■ To do: Copy out each line exactly as it appears.

Data entries
================

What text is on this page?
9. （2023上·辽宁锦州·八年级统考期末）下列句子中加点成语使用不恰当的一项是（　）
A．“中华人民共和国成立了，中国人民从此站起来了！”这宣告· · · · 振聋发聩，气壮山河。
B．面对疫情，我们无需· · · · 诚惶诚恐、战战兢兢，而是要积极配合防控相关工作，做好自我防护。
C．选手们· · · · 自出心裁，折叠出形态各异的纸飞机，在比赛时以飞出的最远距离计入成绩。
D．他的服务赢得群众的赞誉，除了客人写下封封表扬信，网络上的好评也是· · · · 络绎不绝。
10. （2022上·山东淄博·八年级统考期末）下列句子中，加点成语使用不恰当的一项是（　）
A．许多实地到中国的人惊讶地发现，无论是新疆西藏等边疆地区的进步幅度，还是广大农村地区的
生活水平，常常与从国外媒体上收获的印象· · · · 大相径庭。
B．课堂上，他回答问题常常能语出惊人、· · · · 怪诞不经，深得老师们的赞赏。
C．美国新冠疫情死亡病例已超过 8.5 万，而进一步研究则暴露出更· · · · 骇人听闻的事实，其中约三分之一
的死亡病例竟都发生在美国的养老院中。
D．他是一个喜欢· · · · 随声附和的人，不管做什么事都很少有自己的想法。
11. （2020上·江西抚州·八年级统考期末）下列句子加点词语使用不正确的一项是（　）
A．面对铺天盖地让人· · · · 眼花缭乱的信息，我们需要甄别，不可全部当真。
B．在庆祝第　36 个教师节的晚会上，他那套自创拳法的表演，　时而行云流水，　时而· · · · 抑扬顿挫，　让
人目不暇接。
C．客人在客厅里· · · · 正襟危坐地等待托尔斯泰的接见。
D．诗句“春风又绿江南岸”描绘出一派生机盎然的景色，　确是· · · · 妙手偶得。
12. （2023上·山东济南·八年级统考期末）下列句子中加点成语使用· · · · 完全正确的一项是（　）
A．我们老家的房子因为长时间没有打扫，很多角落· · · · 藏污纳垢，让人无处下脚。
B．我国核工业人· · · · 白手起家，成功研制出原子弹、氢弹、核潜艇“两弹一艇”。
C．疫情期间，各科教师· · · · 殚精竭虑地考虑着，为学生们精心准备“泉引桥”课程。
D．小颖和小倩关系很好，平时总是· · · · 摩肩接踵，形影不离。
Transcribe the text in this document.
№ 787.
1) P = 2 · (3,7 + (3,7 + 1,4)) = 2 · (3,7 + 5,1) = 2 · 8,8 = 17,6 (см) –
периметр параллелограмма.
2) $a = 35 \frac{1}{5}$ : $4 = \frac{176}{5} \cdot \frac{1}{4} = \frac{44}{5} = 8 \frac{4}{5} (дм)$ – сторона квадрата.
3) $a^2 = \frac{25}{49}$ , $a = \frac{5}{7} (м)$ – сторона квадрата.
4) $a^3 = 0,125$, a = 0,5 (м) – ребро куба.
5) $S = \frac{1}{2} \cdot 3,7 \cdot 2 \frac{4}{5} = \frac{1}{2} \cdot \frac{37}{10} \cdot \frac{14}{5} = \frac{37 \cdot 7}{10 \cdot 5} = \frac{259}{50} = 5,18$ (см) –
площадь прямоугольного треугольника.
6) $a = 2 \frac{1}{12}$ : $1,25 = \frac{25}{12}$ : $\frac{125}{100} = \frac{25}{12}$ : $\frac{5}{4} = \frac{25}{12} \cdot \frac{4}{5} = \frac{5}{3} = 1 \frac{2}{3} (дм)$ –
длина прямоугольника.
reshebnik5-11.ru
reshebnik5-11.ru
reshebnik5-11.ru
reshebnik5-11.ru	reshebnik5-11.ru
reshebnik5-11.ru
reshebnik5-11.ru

================

■ Written reply:
What text is on this page?
9. （2023上·辽宁锦州·八年级统考期末）下列句子中加点成语使用不恰当的一项是（　）
A．“中华人民共和国成立了，中国人民从此站起来了！”这宣告· · · · 振聋发聩，气壮山河。
B．面对疫情，我们无需· · · · 诚惶诚恐、战战兢兢，而是要积极配合防控相关工作，做好自我防护。
C．选手们· · · · 自出心裁，折叠出形态各异的纸飞机，在比赛时以飞出的最远距离计入成绩。
D．他的服务赢得群众的赞誉，除了客人写下封封表扬信，网络上的好评也是· · · · 络绎不绝。
10. （2022上·山东淄博·八年级统考期末）下列句子中，加点成语使用不恰当的一项是（　）
A．许多实地到中国的人惊讶地发现，无论是新疆西藏等边疆地区的进步幅度，还是广大农村地区的
生活水平，常常与从国外媒体上收获的印象· · · · 大相径庭。
B．课堂上，他回答问题常常能语出惊人、· · · · 怪诞不经，深得老师们的赞赏。
C．美国新冠疫情死亡病例已超过 8.5 万，而进一步研究则暴露出更· · · · 骇人听闻的事实，其中约三分之一
的死亡病例竟都发生在美国的养老院中。
D．他是一个喜欢· · · · 随声附和的人，不管做什么事都很少有自己的想法。
11. （2020上·江西抚州·八年级统考期末）下列句子加点词语使用不正确的一项是（　）
A．面对铺天盖地让人· · · · 眼花缭乱的信息，我们需要甄别，不可全部当真。
B．在庆祝第　36 个教师节的晚会上，他那套自创拳法的表演，　时而行云流水，　时而· · · · 抑扬顿挫，　让
人目不暇接。
C．客人在客厅里· · · · 正襟危坐地等待托尔斯泰的接见。
D．诗句“春风又绿江南岸”描绘出一派生机盎然的景色，　确是· · · · 妙手偶得。
12. （2023上·山东济南·八年级统考期末）下列句子中加点成语使用· · · · 完全正确的一项是（　）
A．我们老家的房子因为长时间没有打扫，很多角落· · · · 藏污纳垢，让人无处下脚。
B．我国核工业人· · · · 白手起家，成功研制出原子弹、氢弹、核潜艇“两弹一艇”。
C．疫情期间，各科教师· · · · 殚精竭虑地考虑着，为学生们精心准备“泉引桥”课程。
D．小颖和小倩关系很好，平时总是· · · · 摩肩接踵，形影不离。
Transcribe the text in this document.
№ 787.
1) P = 2 · (3,7 + (3,7 + 1,4)) = 2 · (3,7 + 5,1) = 2 · 8,8 = 17,6 (см) –
периметр параллелограмма.
2) $a = 35 \frac{1}{5}$ : $4 = \frac{176}{5} \cdot \frac{1}{4} = \frac{44}{5} = 8 \frac{4}{5} (дм)$ – сторона квадрата.
3) $a^2 = \frac{25}{49}$ , $a = \frac{5}{7} (м)$ – сторона квадрата.
4) $a^3 = 0,125$, a = 0,5 (м) – ребро куба.
5) $S = \frac{1}{2} \cdot 3,7 \cdot 2 \frac{4}{5} = \frac{1}{2} \cdot \frac{37}{10} \cdot \frac{14}{5} = \frac{37 \cdot 7}{10 \cdot 5} = \frac{259}{50} = 5,18$ (см) –
площадь прямоугольного треугольника.
6) $a = 2 \frac{1}{12}$ : $1,25 = \frac{25}{12}$ : $\frac{125}{100} = \frac{25}{12}$ : $\frac{5}{4} = \frac{25}{12} \cdot \frac{4}{5} = \frac{5}{3} = 1 \frac{2}{3} (дм)$ –
длина прямоугольника.
reshebnik5-11.ru
reshebnik5-11.ru
reshebnik5-11.ru
reshebnik5-11.ru	reshebnik5-11.ru
reshebnik5-11.ru
reshebnik5-11.ru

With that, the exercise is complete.